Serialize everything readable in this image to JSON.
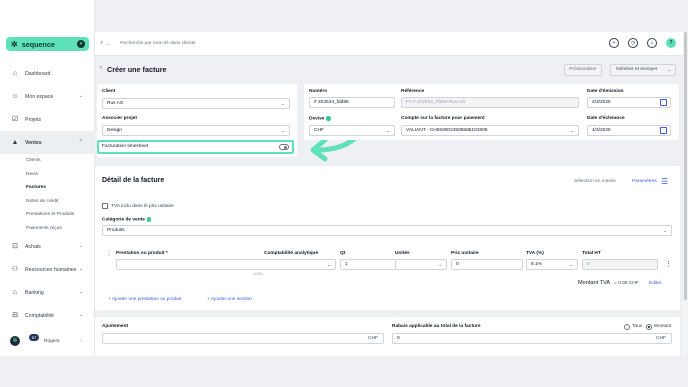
{
  "app": {
    "logo_text": "sequence"
  },
  "sidebar": {
    "items": [
      {
        "label": "Dashboard",
        "icon": "home-icon"
      },
      {
        "label": "Mon espace",
        "icon": "user-icon"
      },
      {
        "label": "Projets",
        "icon": "check-square-icon"
      },
      {
        "label": "Ventes",
        "icon": "ventes-icon"
      },
      {
        "label": "Achats",
        "icon": "cart-icon"
      },
      {
        "label": "Ressources humaines",
        "icon": "people-icon"
      },
      {
        "label": "Banking",
        "icon": "bank-icon"
      },
      {
        "label": "Comptabilité",
        "icon": "ledger-icon"
      }
    ],
    "sub_items": [
      "Clients",
      "Devis",
      "Factures",
      "Notes de crédit",
      "Prestations et Produits",
      "Paiements reçus"
    ],
    "user": {
      "name": "Rogers",
      "badge": "57"
    }
  },
  "topbar": {
    "search_placeholder": "Recherche par mot-clé dans clients"
  },
  "header": {
    "title": "Créer une facture",
    "preview_button": "Prévisualiser",
    "generate_button": "Générer et envoyer"
  },
  "form": {
    "client_label": "Client",
    "client_value": "Rus AG",
    "project_label": "Associer projet",
    "project_value": "Design",
    "timesheet_label": "Facturation timesheet",
    "numero_label": "Numéro",
    "numero_value": "# 202534_fdd88",
    "reference_label": "Référence",
    "reference_value": "FA # 202534_fdd88 Rus AG",
    "emission_label": "Date d'émission",
    "emission_value": "4/3/2025",
    "devise_label": "Devise",
    "devise_value": "CHF",
    "compte_label": "Compte sur la facture pour paiement",
    "compte_value": "VALIANT - CH5930024505585101908",
    "echeance_label": "Date d'échéance",
    "echeance_value": "4/3/2025"
  },
  "detail": {
    "title": "Détail de la facture",
    "selection_label": "Sélection en masse",
    "params_label": "Paramètres",
    "tva_checkbox_label": "TVA inclu dans le prix unitaire",
    "category_label": "Catégorie de vente",
    "category_value": "Produits",
    "columns": [
      "Prestation ou produit *",
      "Comptabilité analytique",
      "Qt",
      "Unités",
      "Prix unitaire",
      "TVA (%)",
      "Total HT"
    ],
    "row": {
      "qty": "1",
      "unit_price": "0",
      "tva": "8.1%",
      "total": "0"
    },
    "counter": "0/255",
    "montant_tva_label": "Montant TVA",
    "montant_tva_value": "= 0.00 CHF",
    "edit_link": "Editer",
    "add_line": "Ajouter une prestation ou produit",
    "add_section": "Ajouter une section"
  },
  "footer_form": {
    "adjust_label": "Ajustement",
    "adjust_currency": "CHF",
    "rabais_label": "Rabais applicable au total de la facture",
    "rabais_value": "0",
    "rabais_currency": "CHF",
    "radio_taux": "Taux",
    "radio_montant": "Montant"
  },
  "colors": {
    "accent": "#5ee0b8",
    "link": "#3b5bdb"
  }
}
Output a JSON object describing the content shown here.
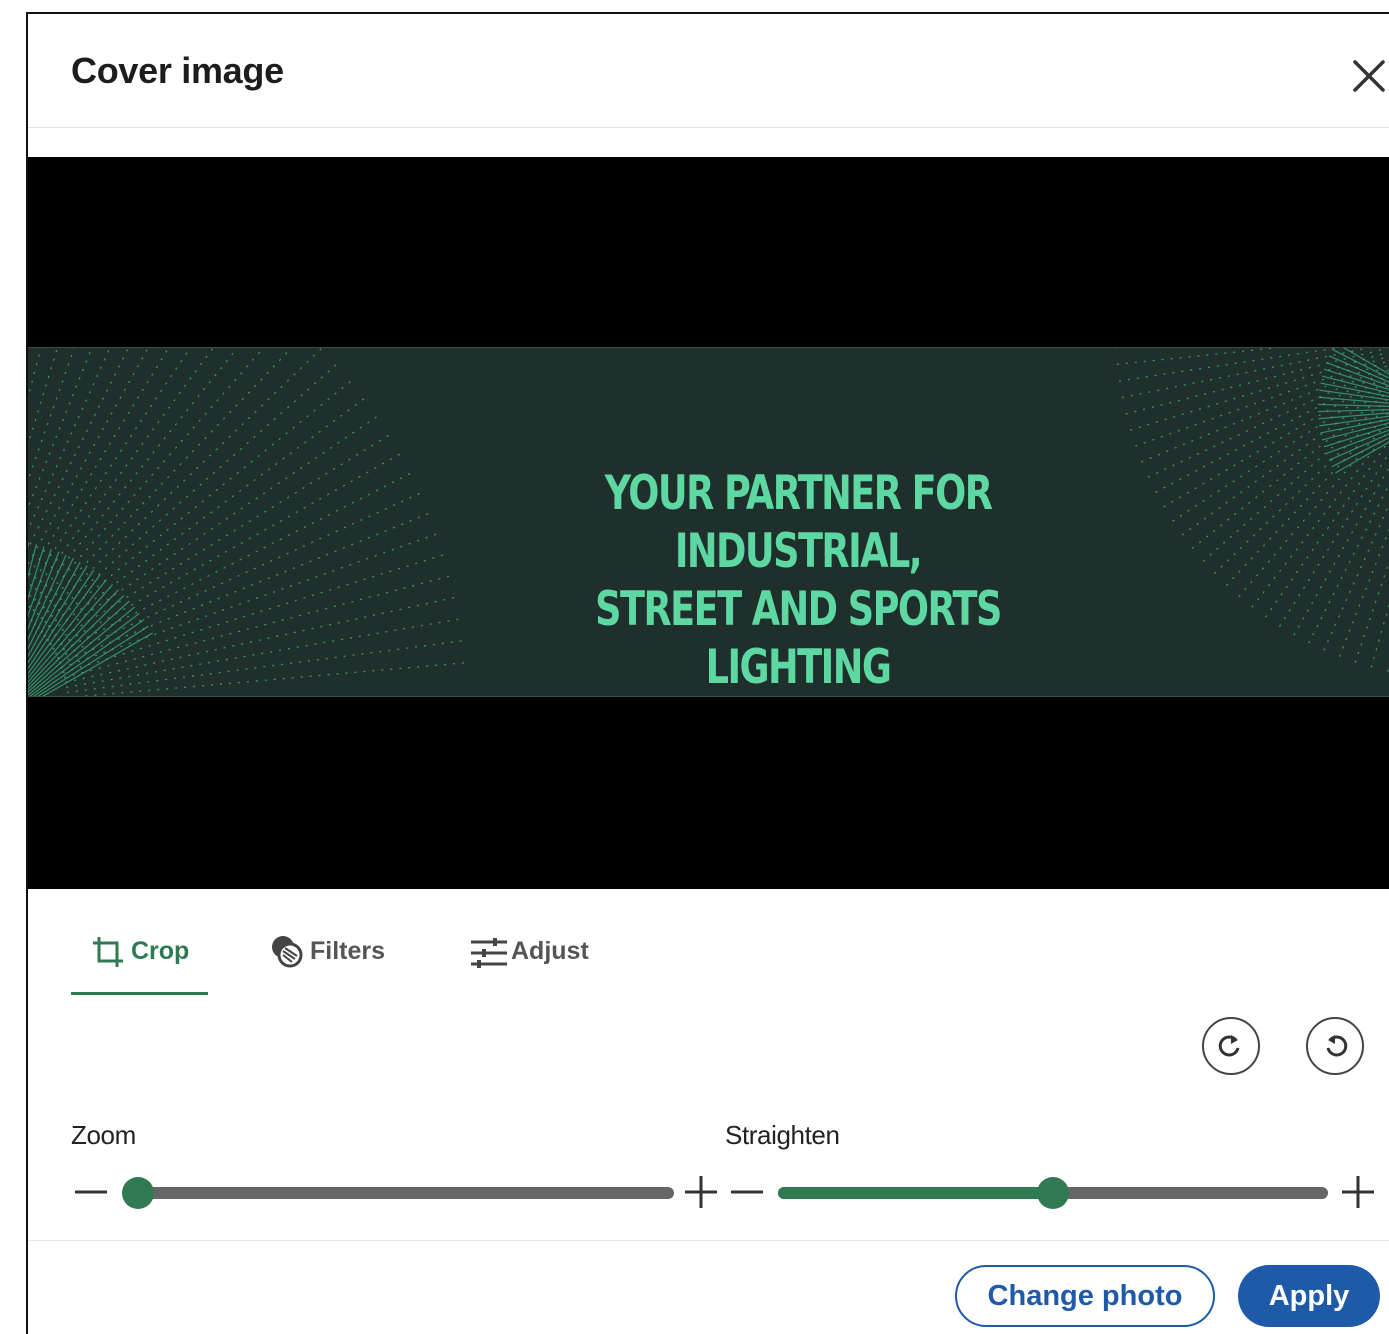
{
  "dialog": {
    "title": "Cover image"
  },
  "banner": {
    "line1": "YOUR PARTNER FOR INDUSTRIAL,",
    "line2": "STREET AND SPORTS LIGHTING",
    "text_color": "#5ed8a2",
    "background": "#1f2f2b"
  },
  "tabs": [
    {
      "label": "Crop",
      "icon": "crop-icon",
      "active": true
    },
    {
      "label": "Filters",
      "icon": "filters-icon",
      "active": false
    },
    {
      "label": "Adjust",
      "icon": "sliders-icon",
      "active": false
    }
  ],
  "rotate": {
    "left_icon": "rotate-clockwise-icon",
    "right_icon": "rotate-counterclockwise-icon"
  },
  "zoom": {
    "label": "Zoom",
    "value": 0.0
  },
  "straighten": {
    "label": "Straighten",
    "value": 0.5
  },
  "footer": {
    "change_photo": "Change photo",
    "apply": "Apply"
  },
  "colors": {
    "accent": "#2f7a52",
    "primary": "#1e5aa8"
  }
}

GOAL —
Copy out the records above in full, exactly as written, but not the pictures.

WRITTEN ANSWER —
Serialize everything readable in this image to JSON.
{
  "app": {
    "logo_text": "sequence"
  },
  "sidebar": {
    "items": [
      {
        "label": "Dashboard",
        "icon": "home-icon"
      },
      {
        "label": "Mon espace",
        "icon": "user-icon"
      },
      {
        "label": "Projets",
        "icon": "check-square-icon"
      },
      {
        "label": "Ventes",
        "icon": "ventes-icon"
      },
      {
        "label": "Achats",
        "icon": "cart-icon"
      },
      {
        "label": "Ressources humaines",
        "icon": "people-icon"
      },
      {
        "label": "Banking",
        "icon": "bank-icon"
      },
      {
        "label": "Comptabilité",
        "icon": "ledger-icon"
      }
    ],
    "sub_items": [
      "Clients",
      "Devis",
      "Factures",
      "Notes de crédit",
      "Prestations et Produits",
      "Paiements reçus"
    ],
    "user": {
      "name": "Rogers",
      "badge": "57"
    }
  },
  "topbar": {
    "search_placeholder": "Recherche par mot-clé dans clients"
  },
  "header": {
    "title": "Créer une facture",
    "preview_button": "Prévisualiser",
    "generate_button": "Générer et envoyer"
  },
  "form": {
    "client_label": "Client",
    "client_value": "Rus AG",
    "project_label": "Associer projet",
    "project_value": "Design",
    "timesheet_label": "Facturation timesheet",
    "numero_label": "Numéro",
    "numero_value": "# 202534_fdd88",
    "reference_label": "Référence",
    "reference_value": "FA # 202534_fdd88 Rus AG",
    "emission_label": "Date d'émission",
    "emission_value": "4/3/2025",
    "devise_label": "Devise",
    "devise_value": "CHF",
    "compte_label": "Compte sur la facture pour paiement",
    "compte_value": "VALIANT - CH5930024505585101908",
    "echeance_label": "Date d'échéance",
    "echeance_value": "4/3/2025"
  },
  "detail": {
    "title": "Détail de la facture",
    "selection_label": "Sélection en masse",
    "params_label": "Paramètres",
    "tva_checkbox_label": "TVA inclu dans le prix unitaire",
    "category_label": "Catégorie de vente",
    "category_value": "Produits",
    "columns": [
      "Prestation ou produit *",
      "Comptabilité analytique",
      "Qt",
      "Unités",
      "Prix unitaire",
      "TVA (%)",
      "Total HT"
    ],
    "row": {
      "qty": "1",
      "unit_price": "0",
      "tva": "8.1%",
      "total": "0"
    },
    "counter": "0/255",
    "montant_tva_label": "Montant TVA",
    "montant_tva_value": "= 0.00 CHF",
    "edit_link": "Editer",
    "add_line": "Ajouter une prestation ou produit",
    "add_section": "Ajouter une section"
  },
  "footer_form": {
    "adjust_label": "Ajustement",
    "adjust_currency": "CHF",
    "rabais_label": "Rabais applicable au total de la facture",
    "rabais_value": "0",
    "rabais_currency": "CHF",
    "radio_taux": "Taux",
    "radio_montant": "Montant"
  },
  "colors": {
    "accent": "#5ee0b8",
    "link": "#3b5bdb"
  }
}
Output a JSON object describing the content shown here.
{
  "dialog": {
    "title": "Cover image"
  },
  "banner": {
    "line1": "YOUR PARTNER FOR INDUSTRIAL,",
    "line2": "STREET AND SPORTS LIGHTING",
    "text_color": "#5ed8a2",
    "background": "#1f2f2b"
  },
  "tabs": [
    {
      "label": "Crop",
      "icon": "crop-icon",
      "active": true
    },
    {
      "label": "Filters",
      "icon": "filters-icon",
      "active": false
    },
    {
      "label": "Adjust",
      "icon": "sliders-icon",
      "active": false
    }
  ],
  "rotate": {
    "left_icon": "rotate-clockwise-icon",
    "right_icon": "rotate-counterclockwise-icon"
  },
  "zoom": {
    "label": "Zoom",
    "value": 0.0
  },
  "straighten": {
    "label": "Straighten",
    "value": 0.5
  },
  "footer": {
    "change_photo": "Change photo",
    "apply": "Apply"
  },
  "colors": {
    "accent": "#2f7a52",
    "primary": "#1e5aa8"
  }
}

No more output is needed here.